— Start Record set —
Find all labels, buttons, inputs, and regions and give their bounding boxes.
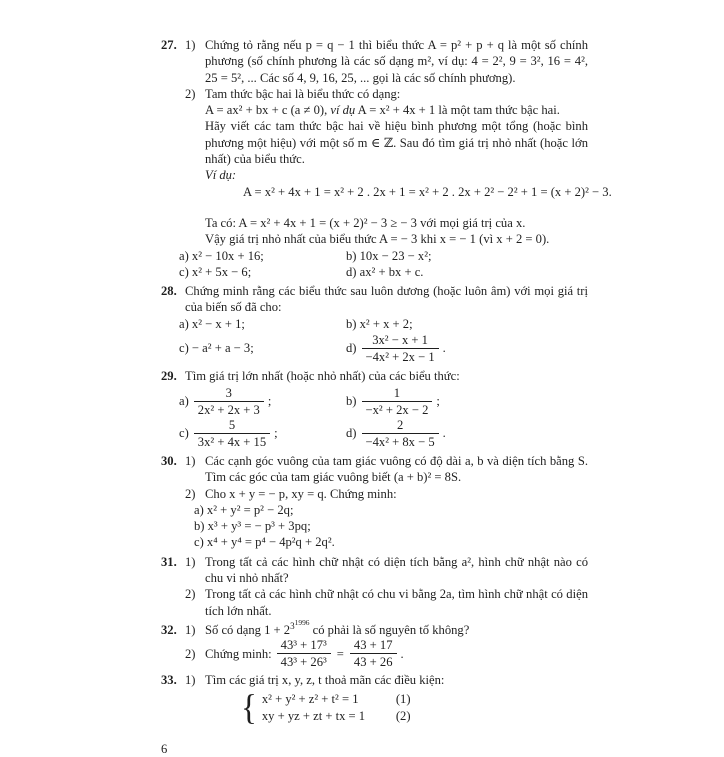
- fraction-denominator: −4x² + 2x − 1: [362, 348, 439, 364]
- problem-33: [161, 672, 588, 728]
- fraction: [362, 418, 439, 449]
- item-d: [346, 418, 588, 449]
- problem-30-body: [185, 453, 588, 551]
- problem-31-part-2: [185, 586, 588, 619]
- fraction-numerator: 3: [225, 385, 232, 400]
- item-b: b) x³ + y³ = − p³ + 3pq;: [194, 519, 311, 534]
- problem-28: [161, 283, 588, 365]
- fraction: [194, 418, 270, 449]
- part-2-text: Trong tất cả các hình chữ nhật có chu vi bằng 2a, tìm hình chữ nhật có diện tích lớn nhất.: [205, 587, 588, 618]
- part-2-body: [205, 638, 588, 669]
- equation-1: x² + y² + z² + t² = 1: [261, 691, 359, 706]
- part-2-number: 2): [185, 486, 196, 501]
- part-1-number: 1): [185, 453, 196, 468]
- problem-33-part-1: [185, 672, 588, 688]
- exponent: 3: [290, 620, 295, 631]
- formula-pre: A = ax² + bx + c (a ≠ 0),: [205, 103, 331, 118]
- problem-30: [161, 453, 588, 551]
- power-prefix: Số có dạng 1 + 2: [205, 622, 291, 637]
- problem-27-number: 27.: [161, 38, 177, 52]
- problem-29-intro: Tìm giá trị lớn nhất (hoặc nhỏ nhất) của các biểu thức:: [185, 369, 460, 384]
- problem-28-items-row-2: [179, 333, 588, 364]
- fraction: [194, 386, 264, 417]
- problem-28-intro: Chứng minh rằng các biểu thức sau luôn dương (hoặc luôn âm) với mọi giá trị của biến số đã cho:: [185, 284, 588, 315]
- part-1-text: [205, 617, 588, 638]
- problem-30-part-2: [185, 486, 588, 551]
- page-number: 6: [161, 741, 168, 756]
- part-1-text: Tìm các giá trị x, y, z, t thoả mãn các điều kiện:: [205, 673, 445, 688]
- vay-line: Vậy giá trị nhỏ nhất của biểu thức A = − 3 khi x = − 1 (vì x + 2 = 0).: [205, 232, 550, 247]
- problem-29: [161, 368, 588, 450]
- item-a-tail: ;: [267, 393, 272, 408]
- problem-29-items-row-2: [179, 418, 588, 449]
- problem-28-body: [179, 283, 588, 365]
- problem-33-body: [185, 672, 588, 728]
- task-text: Hãy viết các tam thức bậc hai về hiệu bình phương một tổng (hoặc bình phương một hiệu) với một số m ∈ ℤ. Sau đó tìm giá trị nhỏ nhất (hoặc lớn nhất) của biểu thức.: [205, 119, 588, 167]
- part-1-text: Các cạnh góc vuông của tam giác vuông có độ dài a, b và diện tích bằng S. Tìm các góc của tam giác vuông biết (a + b)² = 8S.: [205, 453, 588, 485]
- fraction-numerator: 5: [228, 417, 236, 432]
- problem-32-number: 32.: [161, 622, 177, 637]
- problem-27-part-1: [185, 37, 588, 86]
- fraction-denominator: 43 + 26: [350, 653, 397, 669]
- fraction: [362, 386, 433, 417]
- part-1-number: 1): [185, 38, 196, 52]
- equals-sign: =: [336, 646, 344, 661]
- problem-28-number: 28.: [161, 284, 177, 299]
- fraction-numerator: 3x² − x + 1: [372, 333, 428, 348]
- problem-29-body: [179, 368, 588, 450]
- problem-30-part-1: [185, 453, 588, 486]
- fraction-denominator: 3x² + 4x + 15: [194, 433, 270, 449]
- problem-32-part-2: [185, 638, 588, 669]
- equation-system: [241, 688, 588, 728]
- fraction-denominator: 43³ + 26³: [277, 653, 331, 669]
- example-label: Ví dụ:: [205, 168, 237, 183]
- part-2-body: [194, 486, 588, 551]
- exponent-of-exponent: 1996: [294, 617, 310, 627]
- system-row-2: [262, 708, 411, 726]
- item-a: a) x² − 10x + 16;: [179, 248, 264, 263]
- problem-31-part-1: [185, 554, 588, 587]
- fraction-numerator: 43 + 17: [353, 638, 393, 653]
- problem-31: [161, 554, 588, 619]
- example-label-line: [205, 167, 588, 183]
- part-2-label: Chứng minh:: [205, 646, 272, 661]
- problem-30-number: 30.: [161, 453, 177, 468]
- fraction-denominator: 2x² + 2x + 3: [194, 401, 264, 417]
- part-2-body: [205, 86, 612, 248]
- item-a: a) x² − x + 1;: [179, 316, 245, 331]
- item-c-label: c): [179, 426, 189, 441]
- system-equations: [262, 691, 411, 726]
- problem-27-items-row-2: [179, 264, 588, 280]
- item-a: a) x² + y² = p² − 2q;: [194, 502, 294, 517]
- fraction-right: [350, 638, 397, 669]
- system-row-1: [262, 691, 411, 709]
- part-1-text: Trong tất cả các hình chữ nhật có diện tích bằng a², hình chữ nhật nào có chu vi nhỏ nhất?: [205, 554, 588, 585]
- item-c: [179, 340, 346, 356]
- item-a-label: a): [179, 393, 189, 408]
- item-d-label: d): [346, 341, 357, 356]
- part-1-number: 1): [185, 554, 196, 569]
- problem-32-body: [185, 617, 588, 670]
- item-b-label: b): [346, 393, 357, 408]
- item-b: b) 10x − 23 − x²;: [346, 248, 432, 263]
- problem-28-items-row-1: [179, 316, 588, 332]
- part-2-intro: Cho x + y = − p, xy = q. Chứng minh:: [205, 486, 397, 501]
- problem-27-body: [179, 37, 612, 280]
- problem-33-number: 33.: [161, 673, 177, 688]
- formula-line: [205, 102, 588, 118]
- item-c-tail: ;: [274, 426, 278, 441]
- part-2-number: 2): [185, 587, 196, 602]
- problem-27: [161, 37, 612, 280]
- item-c: [179, 418, 346, 449]
- part-2-tail: .: [400, 646, 404, 661]
- item-d-tail: .: [442, 426, 446, 441]
- item-b: b) x² + x + 2;: [346, 316, 413, 331]
- intro-line: Tam thức bậc hai là biểu thức có dạng:: [205, 86, 401, 101]
- example-equation: A = x² + 4x + 1 = x² + 2 . 2x + 1 = x² + 2 . 2x + 2² − 2² + 1 = (x + 2)² − 3.: [243, 184, 612, 199]
- problem-27-part-2: [185, 86, 612, 248]
- item-d: [346, 333, 588, 364]
- part-1-number: 1): [185, 622, 196, 637]
- fraction-numerator: 2: [396, 417, 404, 432]
- part-2-number: 2): [185, 86, 196, 101]
- item-d-tail: .: [442, 341, 446, 356]
- fraction-denominator: −4x² + 8x − 5: [362, 433, 439, 449]
- power-tower: [290, 617, 310, 631]
- fraction-denominator: −x² + 2x − 2: [362, 401, 433, 417]
- equation-2: xy + yz + zt + tx = 1: [261, 709, 366, 724]
- formula-post: A = x² + 4x + 1 là một tam thức bậc hai.: [355, 103, 560, 118]
- item-b: [346, 386, 588, 417]
- problem-27-items-row-1: [179, 248, 588, 264]
- item-c: c) x² + 5x − 6;: [179, 264, 252, 279]
- problem-31-number: 31.: [161, 554, 177, 569]
- spacer: [205, 200, 588, 215]
- fraction-numerator: 1: [393, 385, 401, 400]
- part-1-text: Chứng tỏ rằng nếu p = q − 1 thì biểu thức A = p² + p + q là một số chính phương (số chính phương là các số dạng m², ví dụ: 4 = 2², 9 = 3², 16 = 4², 25 = 5², ... Các số 4, 9, 16, 25, ... gọi là các số chính phương).: [205, 38, 588, 85]
- item-d: d) ax² + bx + c.: [346, 264, 424, 279]
- item-b-tail: ;: [436, 393, 440, 408]
- item-d-label: d): [346, 426, 357, 441]
- system-brace: {: [241, 688, 257, 728]
- power-suffix: có phải là số nguyên tố không?: [309, 622, 470, 637]
- fraction: [362, 333, 439, 364]
- item-c-text: c) − a² + a − 3;: [179, 341, 254, 356]
- problem-29-number: 29.: [161, 369, 177, 384]
- equation-2-tag: (2): [395, 709, 411, 724]
- item-c: c) x⁴ + y⁴ = p⁴ − 4p²q + 2q².: [194, 535, 335, 550]
- problem-31-body: [185, 554, 588, 619]
- fraction-numerator: 43³ + 17³: [280, 638, 327, 653]
- fraction-left: [277, 638, 331, 669]
- part-1-number: 1): [185, 673, 196, 688]
- problem-32-part-1: [185, 617, 588, 638]
- vi-du-inline: ví dụ: [330, 103, 356, 118]
- equation-1-tag: (1): [395, 691, 411, 706]
- ta-co-line: Ta có: A = x² + 4x + 1 = (x + 2)² − 3 ≥ − 3 với mọi giá trị của x.: [205, 215, 526, 230]
- problem-29-items-row-1: [179, 386, 588, 417]
- problem-32: [161, 617, 588, 670]
- item-a: [179, 386, 346, 417]
- part-2-number: 2): [185, 646, 196, 661]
— End Record set —
» **Your goal**:
Report every line in the records above that contains the string "formula".

» **Response**:
- formula-pre: A = ax² + bx + c (a ≠ 0),: [205, 103, 331, 118]
- formula-line: [205, 102, 588, 118]
- formula-post: A = x² + 4x + 1 là một tam thức bậc hai.: [355, 103, 560, 118]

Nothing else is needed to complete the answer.